-- START OF Passage shown --

Washington has not struck any new arms deals with Taiwan since President Barack Obama was sworn in at the start of the year, sparking concerns in Taipei that sales had been informally suspended.
Beijing opposes all U.S. arms sales to Taiwan and has called previous deals a sticking point in Sino-U.S. relations.
Tuesday, however, Washington's top diplomat in Taiwan said weapons sales would continue under Obama, although he declined to give specifics.
"The number (of Chinese missiles) continues to grow," Raymond Burghardt, chairman of the de facto U.S. embassy in Taipei, told a news conference.
Taiwan leaders say China has aimed 1,000 to 1,500 short-range and medium-range missiles at the island.
"It's a form of threat," Burghardt said. "That's the only way to look at it. Of course they should remove the missiles."
China has claimed sovereignty over self-ruled Taiwan since 1949, when Mao Zedong's forces won the Chinese civil war and Chiang Kai-shek's Nationalists fled to the island.
Beijing has vowed to bring Taiwan under its rule, by force if necessary.
Washington recognizes China diplomatically and is seeking to improve relations with the Asian economic powerhouse, but the U.S. is also Taiwan's closest informal ally and obliged by the 1979 Taiwan Relations Act to help with its defense.
Taiwan is seeking a $4.9 billion deal for 66 advanced F-16s to modernize its military. Burghardt said the request was being evaluated.

-- END OF Passage shown --
-- START OF Data supplied --

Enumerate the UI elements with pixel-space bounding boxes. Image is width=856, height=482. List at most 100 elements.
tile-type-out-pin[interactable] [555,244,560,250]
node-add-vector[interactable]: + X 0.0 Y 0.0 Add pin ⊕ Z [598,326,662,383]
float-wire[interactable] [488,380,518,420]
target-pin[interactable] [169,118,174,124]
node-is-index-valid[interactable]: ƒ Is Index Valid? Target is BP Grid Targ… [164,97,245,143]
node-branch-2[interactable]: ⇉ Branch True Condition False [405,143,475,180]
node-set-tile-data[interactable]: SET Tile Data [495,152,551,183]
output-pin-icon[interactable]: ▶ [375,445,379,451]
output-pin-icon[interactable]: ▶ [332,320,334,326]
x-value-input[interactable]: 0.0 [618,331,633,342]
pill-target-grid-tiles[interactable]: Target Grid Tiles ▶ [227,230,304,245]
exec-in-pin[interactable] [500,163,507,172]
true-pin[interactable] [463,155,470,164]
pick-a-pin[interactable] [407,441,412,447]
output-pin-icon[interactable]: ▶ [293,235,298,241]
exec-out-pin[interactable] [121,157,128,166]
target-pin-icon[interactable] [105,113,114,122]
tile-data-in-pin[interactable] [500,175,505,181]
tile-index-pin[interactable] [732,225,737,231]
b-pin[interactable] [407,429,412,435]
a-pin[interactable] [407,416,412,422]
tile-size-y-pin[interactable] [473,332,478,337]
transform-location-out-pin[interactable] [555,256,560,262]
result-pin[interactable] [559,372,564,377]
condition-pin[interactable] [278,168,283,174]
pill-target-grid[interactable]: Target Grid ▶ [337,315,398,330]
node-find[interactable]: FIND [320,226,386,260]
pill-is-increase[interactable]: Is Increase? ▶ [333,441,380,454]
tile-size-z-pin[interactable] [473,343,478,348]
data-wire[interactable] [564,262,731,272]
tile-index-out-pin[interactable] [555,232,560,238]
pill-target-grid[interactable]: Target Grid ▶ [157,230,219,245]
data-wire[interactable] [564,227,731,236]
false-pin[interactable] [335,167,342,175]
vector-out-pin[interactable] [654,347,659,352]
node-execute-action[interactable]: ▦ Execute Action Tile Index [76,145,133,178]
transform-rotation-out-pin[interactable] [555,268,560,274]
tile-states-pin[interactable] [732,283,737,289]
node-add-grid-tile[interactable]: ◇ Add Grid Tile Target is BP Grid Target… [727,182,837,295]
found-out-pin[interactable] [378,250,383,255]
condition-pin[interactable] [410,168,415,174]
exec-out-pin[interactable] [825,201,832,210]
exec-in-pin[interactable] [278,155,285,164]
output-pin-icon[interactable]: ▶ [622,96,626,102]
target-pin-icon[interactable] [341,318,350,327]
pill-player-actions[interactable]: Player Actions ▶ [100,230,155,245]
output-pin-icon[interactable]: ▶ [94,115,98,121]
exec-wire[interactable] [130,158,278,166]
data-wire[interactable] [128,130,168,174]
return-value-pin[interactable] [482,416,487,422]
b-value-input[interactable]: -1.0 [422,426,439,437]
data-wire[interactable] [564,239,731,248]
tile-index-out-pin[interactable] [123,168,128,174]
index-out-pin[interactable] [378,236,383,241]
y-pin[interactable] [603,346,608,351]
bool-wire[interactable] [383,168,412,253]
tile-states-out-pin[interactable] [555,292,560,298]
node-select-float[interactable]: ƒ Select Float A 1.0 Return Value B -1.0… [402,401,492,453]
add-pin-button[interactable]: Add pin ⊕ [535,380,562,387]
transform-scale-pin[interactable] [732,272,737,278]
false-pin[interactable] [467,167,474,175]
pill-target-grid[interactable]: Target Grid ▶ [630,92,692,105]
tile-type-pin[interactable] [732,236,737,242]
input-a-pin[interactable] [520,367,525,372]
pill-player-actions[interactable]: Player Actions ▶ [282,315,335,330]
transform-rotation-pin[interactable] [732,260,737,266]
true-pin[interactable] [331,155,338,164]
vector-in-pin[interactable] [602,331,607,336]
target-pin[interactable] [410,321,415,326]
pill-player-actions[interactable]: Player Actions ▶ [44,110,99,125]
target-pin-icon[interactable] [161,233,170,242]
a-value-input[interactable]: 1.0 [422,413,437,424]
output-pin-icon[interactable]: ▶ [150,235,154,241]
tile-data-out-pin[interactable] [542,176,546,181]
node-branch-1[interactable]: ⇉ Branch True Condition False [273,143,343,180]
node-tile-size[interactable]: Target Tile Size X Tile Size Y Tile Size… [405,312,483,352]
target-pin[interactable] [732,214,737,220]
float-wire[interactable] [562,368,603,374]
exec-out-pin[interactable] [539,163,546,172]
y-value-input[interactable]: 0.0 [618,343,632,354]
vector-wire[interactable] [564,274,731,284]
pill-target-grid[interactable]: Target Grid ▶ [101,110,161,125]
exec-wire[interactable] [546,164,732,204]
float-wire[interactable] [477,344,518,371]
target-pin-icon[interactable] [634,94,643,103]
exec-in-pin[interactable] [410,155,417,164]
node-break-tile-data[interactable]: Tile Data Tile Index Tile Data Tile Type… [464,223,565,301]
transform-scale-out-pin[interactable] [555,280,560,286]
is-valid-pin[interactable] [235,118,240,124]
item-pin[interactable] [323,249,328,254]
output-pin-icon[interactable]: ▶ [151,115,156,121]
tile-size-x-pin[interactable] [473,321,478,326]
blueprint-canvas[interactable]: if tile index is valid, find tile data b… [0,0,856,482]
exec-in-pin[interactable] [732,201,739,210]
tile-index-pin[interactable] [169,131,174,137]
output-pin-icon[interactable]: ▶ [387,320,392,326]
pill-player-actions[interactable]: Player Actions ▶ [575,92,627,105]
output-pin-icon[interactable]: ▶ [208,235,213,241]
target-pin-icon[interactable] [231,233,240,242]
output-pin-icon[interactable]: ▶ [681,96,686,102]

-- END OF Data supplied --

▸ **Tasks to complete**:
(A) In the news passage on U.S. arms sales to Taiwan, how many missiles do Taiwan leaders say China has aimed at the island?
(B) Rewrite the news passage on U.S. arms sales to Taiwan between "Washington has not" and "been informally suspended.", inclusive, renaming "Taipei" as "Taiwan's capital" wherever it appears.

▸ **Responses to the exercise**:
(A) 1,000 to 1,500 short-range and medium-range missiles.

(B)
Washington has not struck any new arms deals with Taiwan since President Barack Obama was sworn in at the start of the year, sparking concerns in Taiwan's capital that sales had been informally suspended.